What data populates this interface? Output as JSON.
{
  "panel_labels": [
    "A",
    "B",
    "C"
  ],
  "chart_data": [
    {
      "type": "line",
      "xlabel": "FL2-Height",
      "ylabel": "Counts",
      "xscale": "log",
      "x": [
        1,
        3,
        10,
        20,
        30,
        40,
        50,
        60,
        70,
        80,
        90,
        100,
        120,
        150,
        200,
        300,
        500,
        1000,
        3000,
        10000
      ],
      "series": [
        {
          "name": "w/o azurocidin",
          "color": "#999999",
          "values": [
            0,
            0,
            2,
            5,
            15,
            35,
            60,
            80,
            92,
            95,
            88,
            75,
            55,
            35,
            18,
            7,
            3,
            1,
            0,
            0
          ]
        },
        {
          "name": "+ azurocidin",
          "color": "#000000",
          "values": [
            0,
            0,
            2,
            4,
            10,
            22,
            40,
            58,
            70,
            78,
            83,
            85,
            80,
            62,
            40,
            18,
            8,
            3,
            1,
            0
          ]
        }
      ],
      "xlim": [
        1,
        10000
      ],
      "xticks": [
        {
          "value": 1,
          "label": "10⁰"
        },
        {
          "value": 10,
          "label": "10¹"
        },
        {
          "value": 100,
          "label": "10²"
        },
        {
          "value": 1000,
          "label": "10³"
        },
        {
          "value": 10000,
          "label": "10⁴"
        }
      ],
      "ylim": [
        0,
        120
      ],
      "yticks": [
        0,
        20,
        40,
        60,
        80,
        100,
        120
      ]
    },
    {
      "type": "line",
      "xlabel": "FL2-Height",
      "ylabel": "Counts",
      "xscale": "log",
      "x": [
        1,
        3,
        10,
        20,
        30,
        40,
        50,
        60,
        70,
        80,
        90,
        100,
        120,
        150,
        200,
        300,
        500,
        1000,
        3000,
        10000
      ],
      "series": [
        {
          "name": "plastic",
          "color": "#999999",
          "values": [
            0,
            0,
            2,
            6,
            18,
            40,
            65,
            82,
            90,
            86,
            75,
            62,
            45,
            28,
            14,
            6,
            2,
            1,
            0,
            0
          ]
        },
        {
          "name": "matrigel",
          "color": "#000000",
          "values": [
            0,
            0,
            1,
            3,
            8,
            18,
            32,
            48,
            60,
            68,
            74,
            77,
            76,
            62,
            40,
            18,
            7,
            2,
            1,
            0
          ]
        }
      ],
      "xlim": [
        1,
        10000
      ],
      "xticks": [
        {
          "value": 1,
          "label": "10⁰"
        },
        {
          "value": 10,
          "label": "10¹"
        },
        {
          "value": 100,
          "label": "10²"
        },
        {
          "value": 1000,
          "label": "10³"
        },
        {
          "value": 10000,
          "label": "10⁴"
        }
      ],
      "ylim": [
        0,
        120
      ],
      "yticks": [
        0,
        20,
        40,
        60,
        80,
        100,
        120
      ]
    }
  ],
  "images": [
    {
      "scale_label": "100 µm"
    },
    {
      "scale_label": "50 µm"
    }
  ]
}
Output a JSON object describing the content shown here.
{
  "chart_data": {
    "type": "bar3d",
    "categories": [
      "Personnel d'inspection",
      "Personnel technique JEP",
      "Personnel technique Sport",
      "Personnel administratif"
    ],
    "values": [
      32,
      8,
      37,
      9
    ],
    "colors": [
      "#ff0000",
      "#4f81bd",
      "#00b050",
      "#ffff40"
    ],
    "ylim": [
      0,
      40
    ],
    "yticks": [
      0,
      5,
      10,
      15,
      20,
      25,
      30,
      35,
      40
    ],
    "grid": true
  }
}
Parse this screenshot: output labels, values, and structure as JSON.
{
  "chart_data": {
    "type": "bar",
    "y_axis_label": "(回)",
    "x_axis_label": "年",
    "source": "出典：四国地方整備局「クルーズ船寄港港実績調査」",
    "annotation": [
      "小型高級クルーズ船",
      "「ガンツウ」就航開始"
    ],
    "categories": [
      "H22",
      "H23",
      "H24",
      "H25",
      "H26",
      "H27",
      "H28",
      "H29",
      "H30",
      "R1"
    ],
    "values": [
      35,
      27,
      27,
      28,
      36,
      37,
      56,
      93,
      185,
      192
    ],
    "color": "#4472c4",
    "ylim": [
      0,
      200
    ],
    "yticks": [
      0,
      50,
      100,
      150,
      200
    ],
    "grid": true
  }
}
• • • •
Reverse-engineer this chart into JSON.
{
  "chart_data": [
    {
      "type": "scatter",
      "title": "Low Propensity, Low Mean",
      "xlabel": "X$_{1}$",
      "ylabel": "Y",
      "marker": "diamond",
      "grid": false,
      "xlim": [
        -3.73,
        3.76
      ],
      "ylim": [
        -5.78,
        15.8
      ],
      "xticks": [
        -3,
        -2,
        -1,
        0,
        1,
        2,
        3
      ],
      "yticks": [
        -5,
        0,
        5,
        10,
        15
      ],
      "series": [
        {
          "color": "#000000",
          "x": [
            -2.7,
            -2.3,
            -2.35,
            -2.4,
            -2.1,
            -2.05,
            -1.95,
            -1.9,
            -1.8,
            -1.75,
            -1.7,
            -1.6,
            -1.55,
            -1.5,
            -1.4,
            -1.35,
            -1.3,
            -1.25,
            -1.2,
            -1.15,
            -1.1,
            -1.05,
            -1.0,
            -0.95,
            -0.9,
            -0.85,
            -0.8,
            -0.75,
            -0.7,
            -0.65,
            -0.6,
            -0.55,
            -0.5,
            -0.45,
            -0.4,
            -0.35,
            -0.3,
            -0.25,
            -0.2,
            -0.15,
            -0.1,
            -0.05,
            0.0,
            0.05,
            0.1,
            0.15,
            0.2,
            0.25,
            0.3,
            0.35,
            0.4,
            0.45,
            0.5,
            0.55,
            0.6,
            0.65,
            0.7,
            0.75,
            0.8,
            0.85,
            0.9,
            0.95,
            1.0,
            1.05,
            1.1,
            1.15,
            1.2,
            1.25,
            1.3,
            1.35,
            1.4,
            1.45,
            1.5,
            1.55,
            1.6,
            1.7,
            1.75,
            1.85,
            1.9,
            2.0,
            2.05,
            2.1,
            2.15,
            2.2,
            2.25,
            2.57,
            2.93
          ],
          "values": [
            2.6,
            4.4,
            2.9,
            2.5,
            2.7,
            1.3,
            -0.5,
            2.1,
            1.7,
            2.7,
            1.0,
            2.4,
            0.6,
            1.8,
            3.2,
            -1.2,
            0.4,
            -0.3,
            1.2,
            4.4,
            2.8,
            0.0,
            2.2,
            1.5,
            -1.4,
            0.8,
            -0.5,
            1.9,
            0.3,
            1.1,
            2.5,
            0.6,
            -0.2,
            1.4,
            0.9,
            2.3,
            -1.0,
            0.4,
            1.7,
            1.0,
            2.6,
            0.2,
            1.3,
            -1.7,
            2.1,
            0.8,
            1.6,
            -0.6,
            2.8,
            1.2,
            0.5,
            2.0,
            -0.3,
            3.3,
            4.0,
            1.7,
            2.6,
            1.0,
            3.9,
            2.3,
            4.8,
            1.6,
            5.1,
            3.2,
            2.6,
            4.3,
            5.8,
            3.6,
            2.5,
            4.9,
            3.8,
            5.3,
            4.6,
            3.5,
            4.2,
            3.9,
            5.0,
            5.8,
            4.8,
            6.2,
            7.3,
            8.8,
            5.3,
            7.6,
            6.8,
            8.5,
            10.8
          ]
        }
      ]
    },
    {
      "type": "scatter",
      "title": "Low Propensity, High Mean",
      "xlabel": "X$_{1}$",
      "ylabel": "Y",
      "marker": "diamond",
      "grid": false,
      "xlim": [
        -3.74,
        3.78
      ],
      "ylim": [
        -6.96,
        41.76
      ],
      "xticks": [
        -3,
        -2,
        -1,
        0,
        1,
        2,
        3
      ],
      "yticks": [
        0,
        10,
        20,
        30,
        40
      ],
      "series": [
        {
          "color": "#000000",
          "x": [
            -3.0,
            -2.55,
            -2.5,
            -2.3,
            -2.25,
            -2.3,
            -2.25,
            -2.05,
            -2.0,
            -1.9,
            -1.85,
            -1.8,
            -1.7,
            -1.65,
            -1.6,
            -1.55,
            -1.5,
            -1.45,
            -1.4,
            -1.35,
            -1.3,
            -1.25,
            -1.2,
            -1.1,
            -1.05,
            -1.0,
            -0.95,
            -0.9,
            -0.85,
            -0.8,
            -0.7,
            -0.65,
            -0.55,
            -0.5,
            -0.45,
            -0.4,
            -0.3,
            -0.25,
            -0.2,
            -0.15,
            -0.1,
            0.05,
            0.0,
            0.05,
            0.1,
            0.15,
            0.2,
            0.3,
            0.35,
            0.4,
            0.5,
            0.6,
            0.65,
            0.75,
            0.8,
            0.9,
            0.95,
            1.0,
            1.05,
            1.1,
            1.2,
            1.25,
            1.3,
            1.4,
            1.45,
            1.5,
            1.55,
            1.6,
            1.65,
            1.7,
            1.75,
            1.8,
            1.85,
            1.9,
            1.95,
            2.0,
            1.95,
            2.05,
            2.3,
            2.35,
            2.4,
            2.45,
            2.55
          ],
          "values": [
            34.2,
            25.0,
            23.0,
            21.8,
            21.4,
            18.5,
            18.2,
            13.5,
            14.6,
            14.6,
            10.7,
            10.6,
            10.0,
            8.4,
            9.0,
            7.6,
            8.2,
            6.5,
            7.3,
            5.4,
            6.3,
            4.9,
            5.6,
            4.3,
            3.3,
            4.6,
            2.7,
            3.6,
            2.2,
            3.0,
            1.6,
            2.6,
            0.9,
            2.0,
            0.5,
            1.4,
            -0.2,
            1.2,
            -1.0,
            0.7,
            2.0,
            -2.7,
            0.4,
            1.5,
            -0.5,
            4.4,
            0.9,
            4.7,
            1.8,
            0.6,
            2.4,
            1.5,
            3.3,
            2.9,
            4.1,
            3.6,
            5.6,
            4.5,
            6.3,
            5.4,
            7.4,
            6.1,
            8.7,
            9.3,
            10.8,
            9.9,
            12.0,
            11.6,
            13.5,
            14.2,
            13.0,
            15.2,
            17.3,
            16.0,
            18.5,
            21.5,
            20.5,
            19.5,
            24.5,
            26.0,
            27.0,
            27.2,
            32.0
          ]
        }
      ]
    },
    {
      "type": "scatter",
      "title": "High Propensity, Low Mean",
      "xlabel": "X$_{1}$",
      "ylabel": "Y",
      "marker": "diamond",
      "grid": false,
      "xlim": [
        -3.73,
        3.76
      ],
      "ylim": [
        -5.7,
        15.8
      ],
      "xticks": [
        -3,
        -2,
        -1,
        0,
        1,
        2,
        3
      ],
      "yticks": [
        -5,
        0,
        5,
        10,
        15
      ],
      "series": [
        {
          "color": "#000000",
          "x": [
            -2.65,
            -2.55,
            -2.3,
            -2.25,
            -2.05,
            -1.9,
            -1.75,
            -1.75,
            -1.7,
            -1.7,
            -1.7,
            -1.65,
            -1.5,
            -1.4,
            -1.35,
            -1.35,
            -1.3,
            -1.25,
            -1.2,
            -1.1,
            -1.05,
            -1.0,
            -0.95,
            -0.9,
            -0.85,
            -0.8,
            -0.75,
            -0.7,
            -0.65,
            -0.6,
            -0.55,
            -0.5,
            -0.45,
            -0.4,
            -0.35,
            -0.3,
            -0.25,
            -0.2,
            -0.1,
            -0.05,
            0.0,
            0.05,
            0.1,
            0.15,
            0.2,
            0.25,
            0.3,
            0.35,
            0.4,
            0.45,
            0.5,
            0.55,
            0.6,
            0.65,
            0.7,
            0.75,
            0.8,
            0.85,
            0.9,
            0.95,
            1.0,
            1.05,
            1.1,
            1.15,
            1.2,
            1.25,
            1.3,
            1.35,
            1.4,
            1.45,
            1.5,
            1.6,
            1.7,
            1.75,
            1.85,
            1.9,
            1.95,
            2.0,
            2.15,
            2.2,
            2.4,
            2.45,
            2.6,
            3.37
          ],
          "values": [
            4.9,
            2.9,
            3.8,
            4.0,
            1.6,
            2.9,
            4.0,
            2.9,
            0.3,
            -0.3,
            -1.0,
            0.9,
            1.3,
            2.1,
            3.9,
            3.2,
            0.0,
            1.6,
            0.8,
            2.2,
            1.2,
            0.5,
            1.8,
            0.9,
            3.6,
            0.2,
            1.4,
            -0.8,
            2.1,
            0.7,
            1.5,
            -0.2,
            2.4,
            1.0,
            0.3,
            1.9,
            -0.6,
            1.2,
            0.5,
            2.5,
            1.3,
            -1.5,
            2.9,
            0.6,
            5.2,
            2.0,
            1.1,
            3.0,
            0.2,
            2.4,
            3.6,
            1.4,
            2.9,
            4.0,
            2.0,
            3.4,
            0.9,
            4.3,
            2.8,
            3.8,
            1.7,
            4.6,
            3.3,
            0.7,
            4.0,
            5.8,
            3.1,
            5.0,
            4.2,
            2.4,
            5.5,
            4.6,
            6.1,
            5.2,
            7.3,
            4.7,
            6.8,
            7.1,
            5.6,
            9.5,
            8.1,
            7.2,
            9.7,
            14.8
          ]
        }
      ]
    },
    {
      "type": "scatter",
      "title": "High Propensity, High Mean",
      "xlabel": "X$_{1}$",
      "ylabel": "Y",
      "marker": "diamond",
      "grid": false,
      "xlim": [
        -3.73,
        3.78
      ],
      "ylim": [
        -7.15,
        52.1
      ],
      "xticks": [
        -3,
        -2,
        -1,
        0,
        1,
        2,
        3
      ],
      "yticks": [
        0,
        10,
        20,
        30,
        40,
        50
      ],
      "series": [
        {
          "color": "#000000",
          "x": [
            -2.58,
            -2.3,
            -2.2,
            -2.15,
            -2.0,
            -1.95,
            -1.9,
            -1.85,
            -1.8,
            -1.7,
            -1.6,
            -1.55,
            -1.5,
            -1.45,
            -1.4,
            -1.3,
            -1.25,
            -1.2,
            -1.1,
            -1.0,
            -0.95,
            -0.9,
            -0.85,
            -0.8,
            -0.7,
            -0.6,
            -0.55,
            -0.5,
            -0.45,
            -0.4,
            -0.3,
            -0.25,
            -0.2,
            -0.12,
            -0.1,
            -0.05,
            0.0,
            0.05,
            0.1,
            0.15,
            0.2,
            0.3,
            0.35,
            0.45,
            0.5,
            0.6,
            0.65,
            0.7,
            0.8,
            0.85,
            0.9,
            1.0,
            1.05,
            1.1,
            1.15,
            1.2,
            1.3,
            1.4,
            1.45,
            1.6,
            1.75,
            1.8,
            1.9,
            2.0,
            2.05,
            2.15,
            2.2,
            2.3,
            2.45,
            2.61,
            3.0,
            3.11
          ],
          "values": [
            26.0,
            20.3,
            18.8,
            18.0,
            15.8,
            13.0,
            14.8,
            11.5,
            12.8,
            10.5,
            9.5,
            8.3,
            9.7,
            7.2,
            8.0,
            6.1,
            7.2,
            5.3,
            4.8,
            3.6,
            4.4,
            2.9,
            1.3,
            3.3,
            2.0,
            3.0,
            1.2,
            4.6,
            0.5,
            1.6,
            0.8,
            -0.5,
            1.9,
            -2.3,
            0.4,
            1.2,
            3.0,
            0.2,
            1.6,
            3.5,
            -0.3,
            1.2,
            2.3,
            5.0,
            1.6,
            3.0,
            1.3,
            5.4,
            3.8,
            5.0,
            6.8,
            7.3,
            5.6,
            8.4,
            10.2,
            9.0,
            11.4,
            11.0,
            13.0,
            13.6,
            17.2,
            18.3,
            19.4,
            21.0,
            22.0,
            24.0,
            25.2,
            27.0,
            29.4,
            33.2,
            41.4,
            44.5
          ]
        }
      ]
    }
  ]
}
• • • •
DIRECTION :: Answer with a single number: the count of lines holding the word "Propensity".

ANSWER :: 4